** START SUPPLIED MATERIAL **

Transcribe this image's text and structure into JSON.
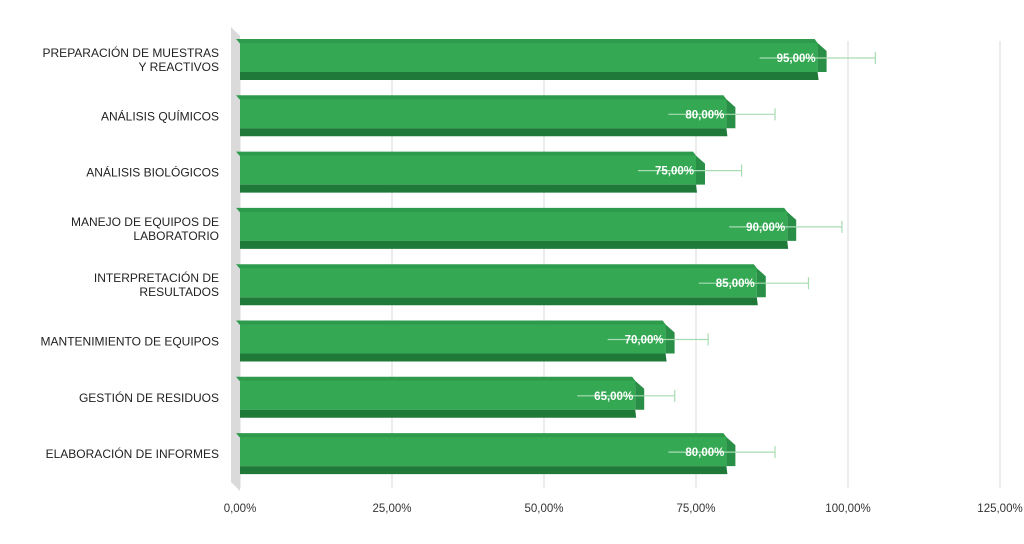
{
  "chart_data": {
    "type": "bar",
    "orientation": "horizontal",
    "style": "3d",
    "categories": [
      [
        "PREPARACIÓN DE MUESTRAS",
        "Y REACTIVOS"
      ],
      [
        "ANÁLISIS QUÍMICOS"
      ],
      [
        "ANÁLISIS BIOLÓGICOS"
      ],
      [
        "MANEJO DE EQUIPOS DE",
        "LABORATORIO"
      ],
      [
        "INTERPRETACIÓN DE",
        "RESULTADOS"
      ],
      [
        "MANTENIMIENTO DE EQUIPOS"
      ],
      [
        "GESTIÓN DE RESIDUOS"
      ],
      [
        "ELABORACIÓN DE INFORMES"
      ]
    ],
    "values": [
      95,
      80,
      75,
      90,
      85,
      70,
      65,
      80
    ],
    "data_labels": [
      "95,00%",
      "80,00%",
      "75,00%",
      "90,00%",
      "85,00%",
      "70,00%",
      "65,00%",
      "80,00%"
    ],
    "error_plus": [
      9.5,
      8,
      7.5,
      9,
      8.5,
      7,
      6.5,
      8
    ],
    "xlim": [
      0,
      125
    ],
    "x_ticks": [
      0,
      25,
      50,
      75,
      100,
      125
    ],
    "x_tick_labels": [
      "0,00%",
      "25,00%",
      "50,00%",
      "75,00%",
      "100,00%",
      "125,00%"
    ],
    "title": "",
    "xlabel": "",
    "ylabel": "",
    "grid": true,
    "legend": "none",
    "colors": {
      "bar_front": "#34a853",
      "bar_top": "#2e9b4c",
      "bar_bottom": "#1f7a3a",
      "bar_side": "#2a8f46",
      "floor": "#dadada",
      "grid": "#d9d9d9",
      "error_bar": "#a8dcb4"
    }
  }
}
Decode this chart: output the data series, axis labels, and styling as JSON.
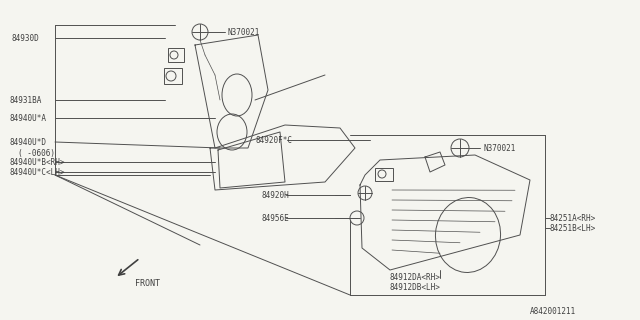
{
  "bg_color": "#f5f5f0",
  "line_color": "#505050",
  "text_color": "#404040",
  "diagram_id": "A842001211",
  "figsize": [
    6.4,
    3.2
  ],
  "dpi": 100,
  "xlim": [
    0,
    640
  ],
  "ylim": [
    0,
    320
  ]
}
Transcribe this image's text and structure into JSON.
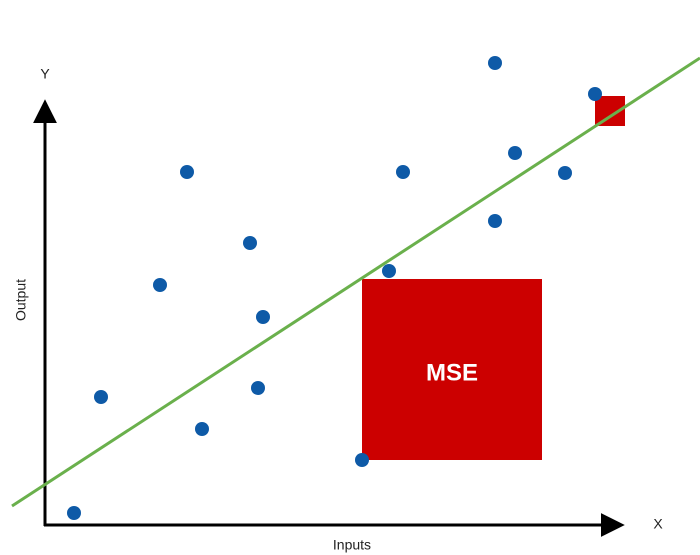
{
  "axes": {
    "y_label": "Y",
    "x_label": "X",
    "y_title": "Output",
    "x_title": "Inputs"
  },
  "annotation": {
    "label": "MSE"
  }
}
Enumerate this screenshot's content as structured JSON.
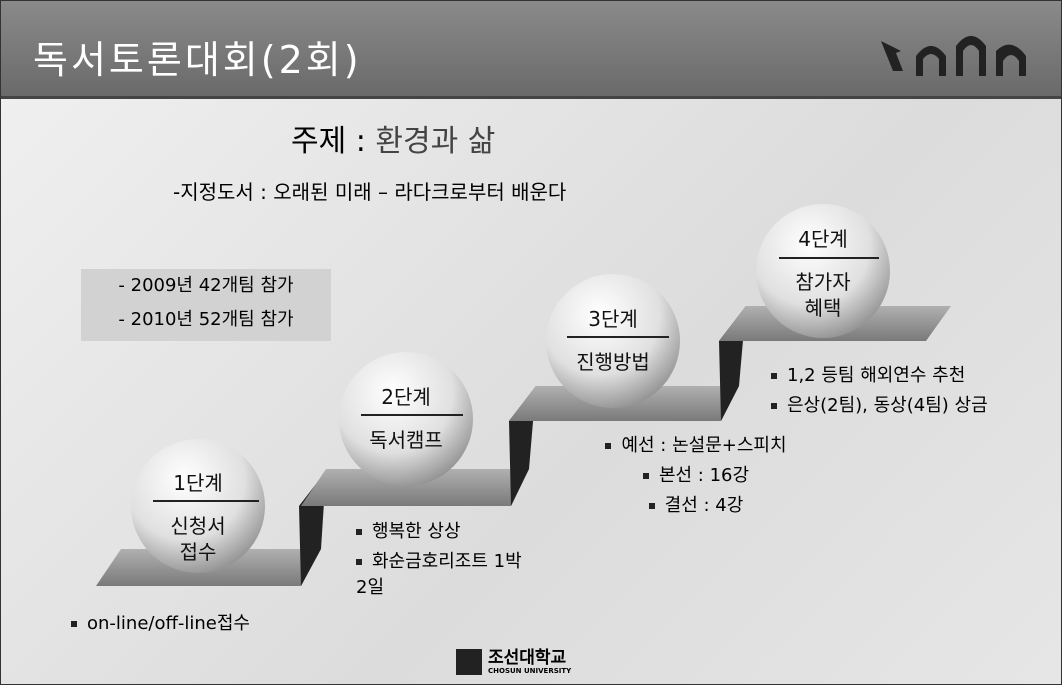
{
  "header": {
    "title": "독서토론대회(2회)"
  },
  "topic": {
    "label": "주제 :",
    "text": "환경과 삶"
  },
  "book": "-지정도서 : 오래된 미래 – 라다크로부터 배운다",
  "stats": [
    "- 2009년 42개팀 참가",
    "- 2010년 52개팀 참가"
  ],
  "steps": [
    {
      "step": "1단계",
      "title": [
        "신청서",
        "접수"
      ],
      "bullets": [
        "on-line/off-line접수"
      ]
    },
    {
      "step": "2단계",
      "title": [
        "독서캠프"
      ],
      "bullets": [
        "행복한 상상",
        "화순금호리조트 1박2일"
      ]
    },
    {
      "step": "3단계",
      "title": [
        "진행방법"
      ],
      "bullets": [
        "예선 : 논설문+스피치",
        "본선 : 16강",
        "결선 : 4강"
      ]
    },
    {
      "step": "4단계",
      "title": [
        "참가자",
        "혜택"
      ],
      "bullets": [
        "1,2 등팀 해외연수 추천",
        "은상(2팀), 동상(4팀) 상금"
      ]
    }
  ],
  "footer": {
    "name": "조선대학교",
    "name_en": "CHOSUN UNIVERSITY"
  }
}
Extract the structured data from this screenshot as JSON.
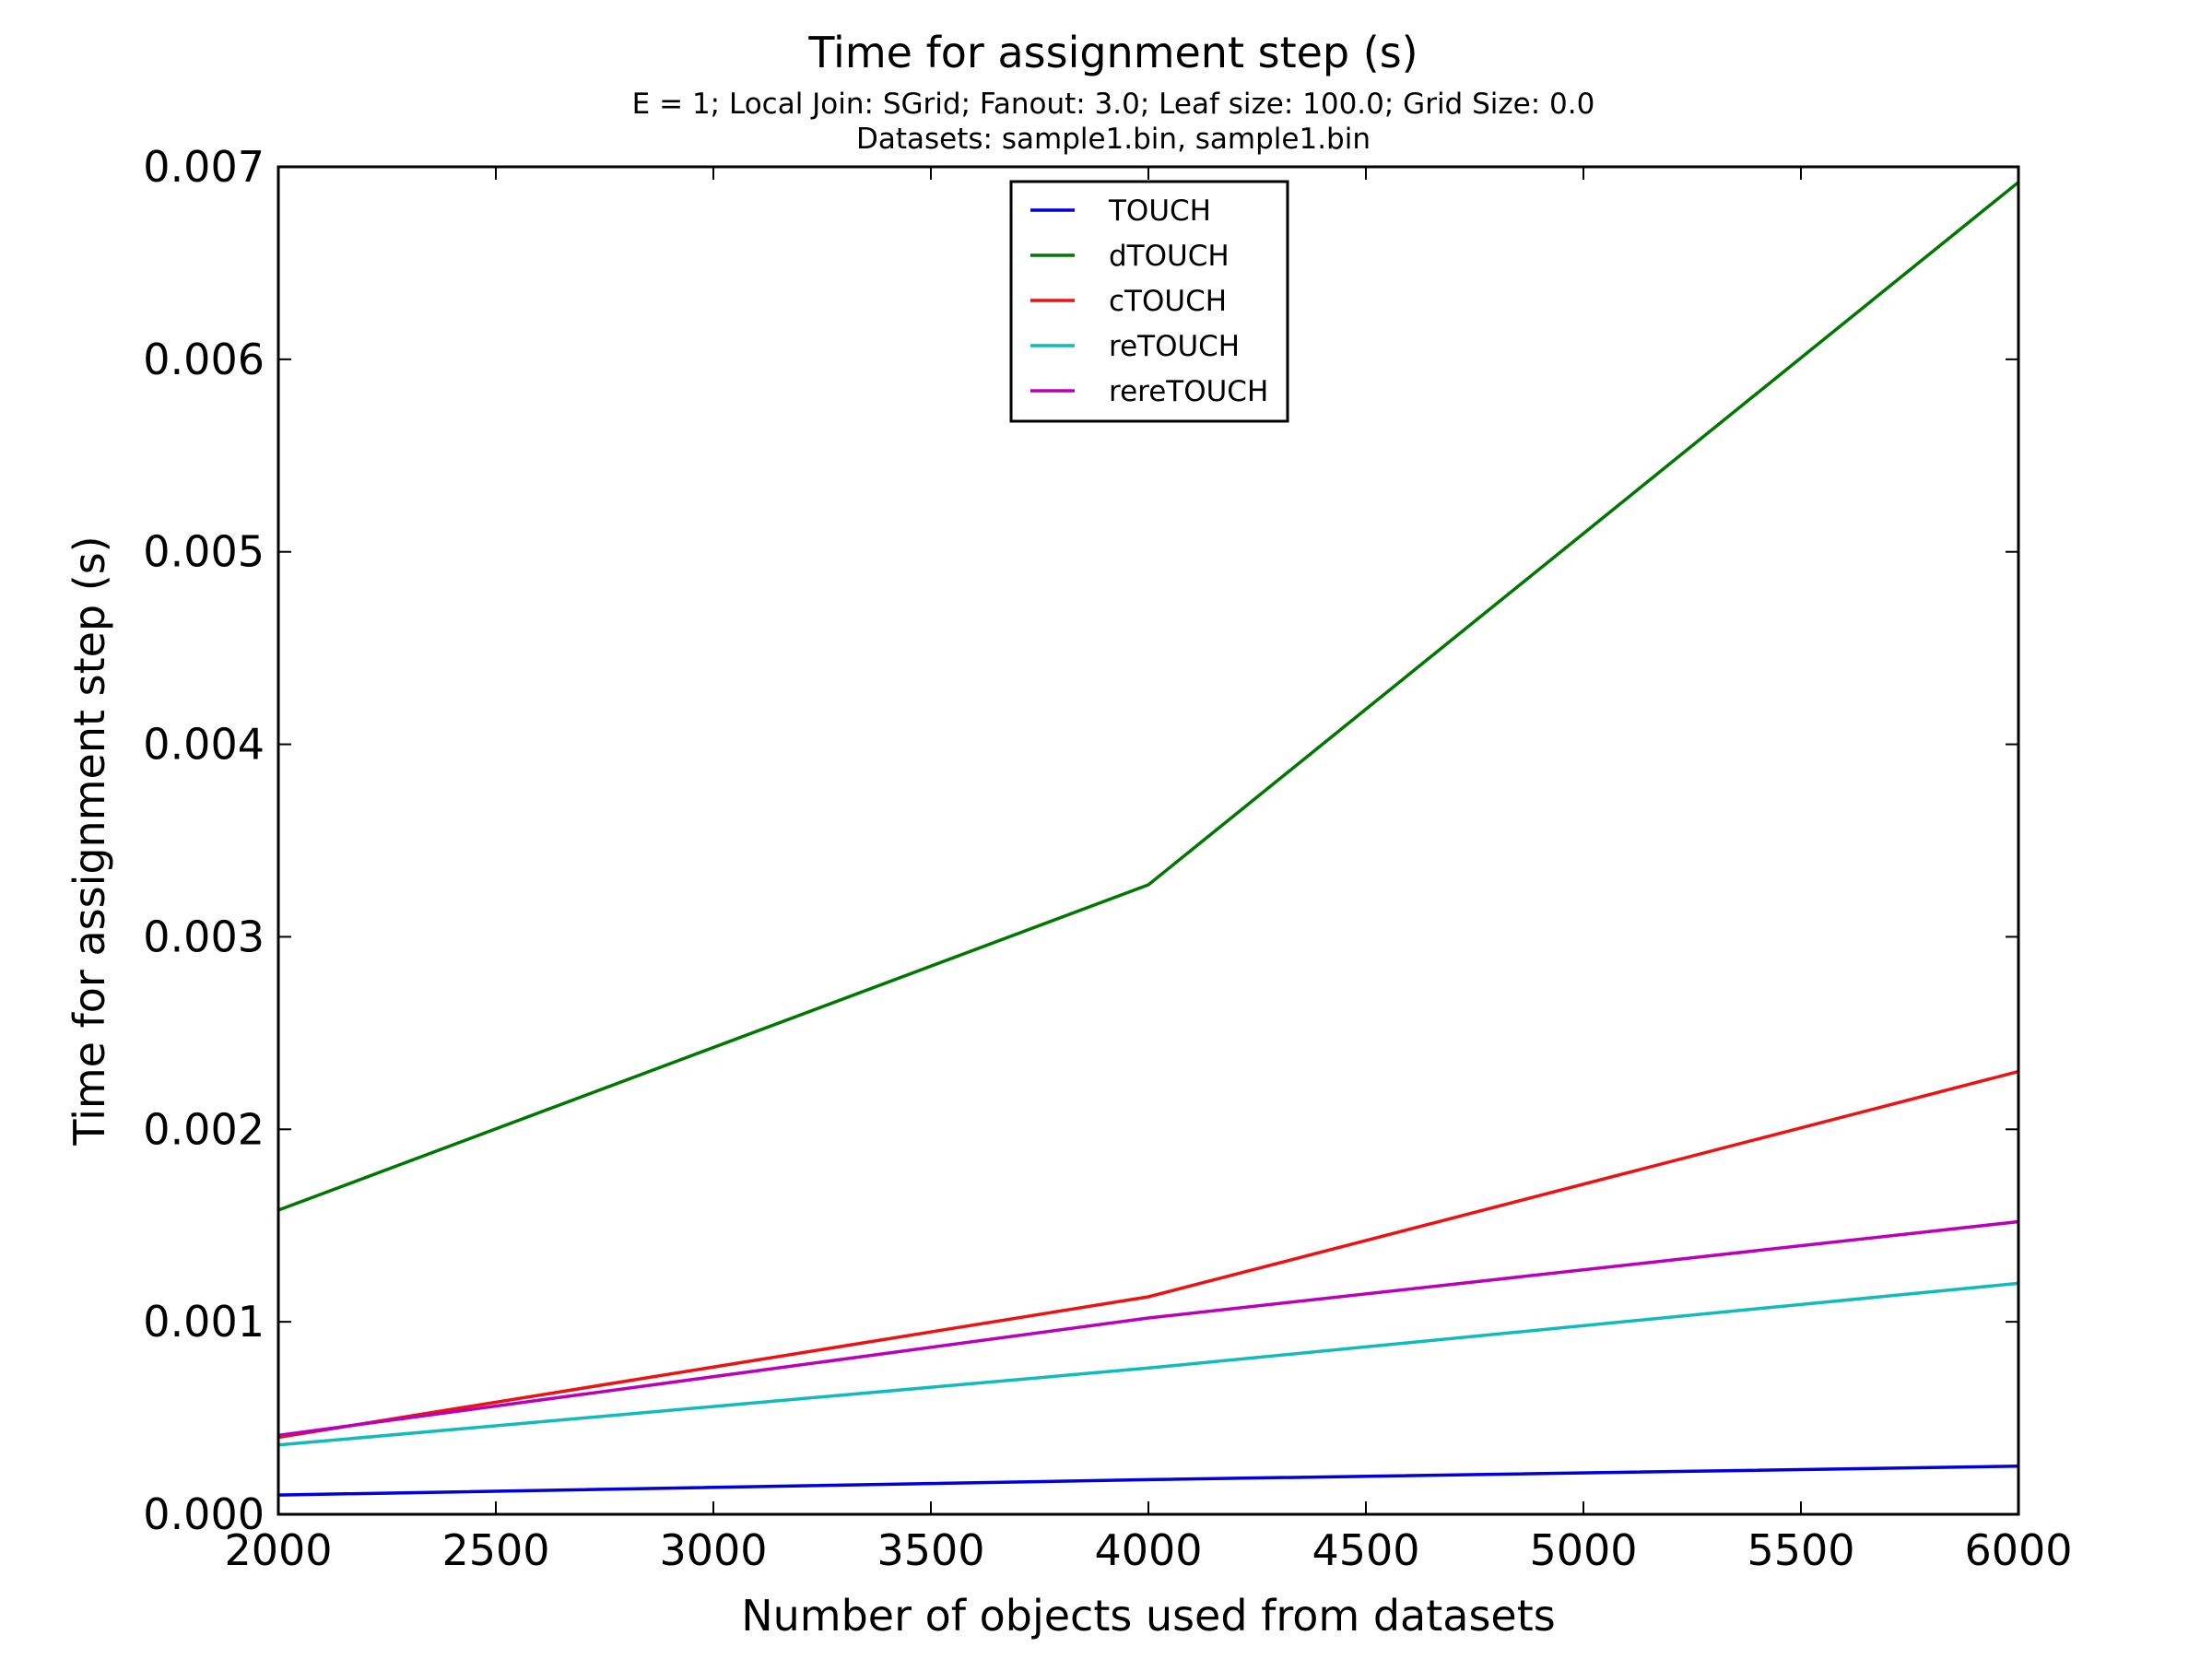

** END SUPPLIED MATERIAL **

• **DIRECTION**:
Search the entries for the word "JSON" and gather every line where it appears.

• **FULL OUTPUT**:
Transcribe this image's text and structure into JSON.
Decode this chart: output the data series, axis labels, and styling as JSON.
Transcribe this image's text and structure into JSON.
Enumerate this screenshot's content as structured JSON.
Extract the structured data from this screenshot as JSON.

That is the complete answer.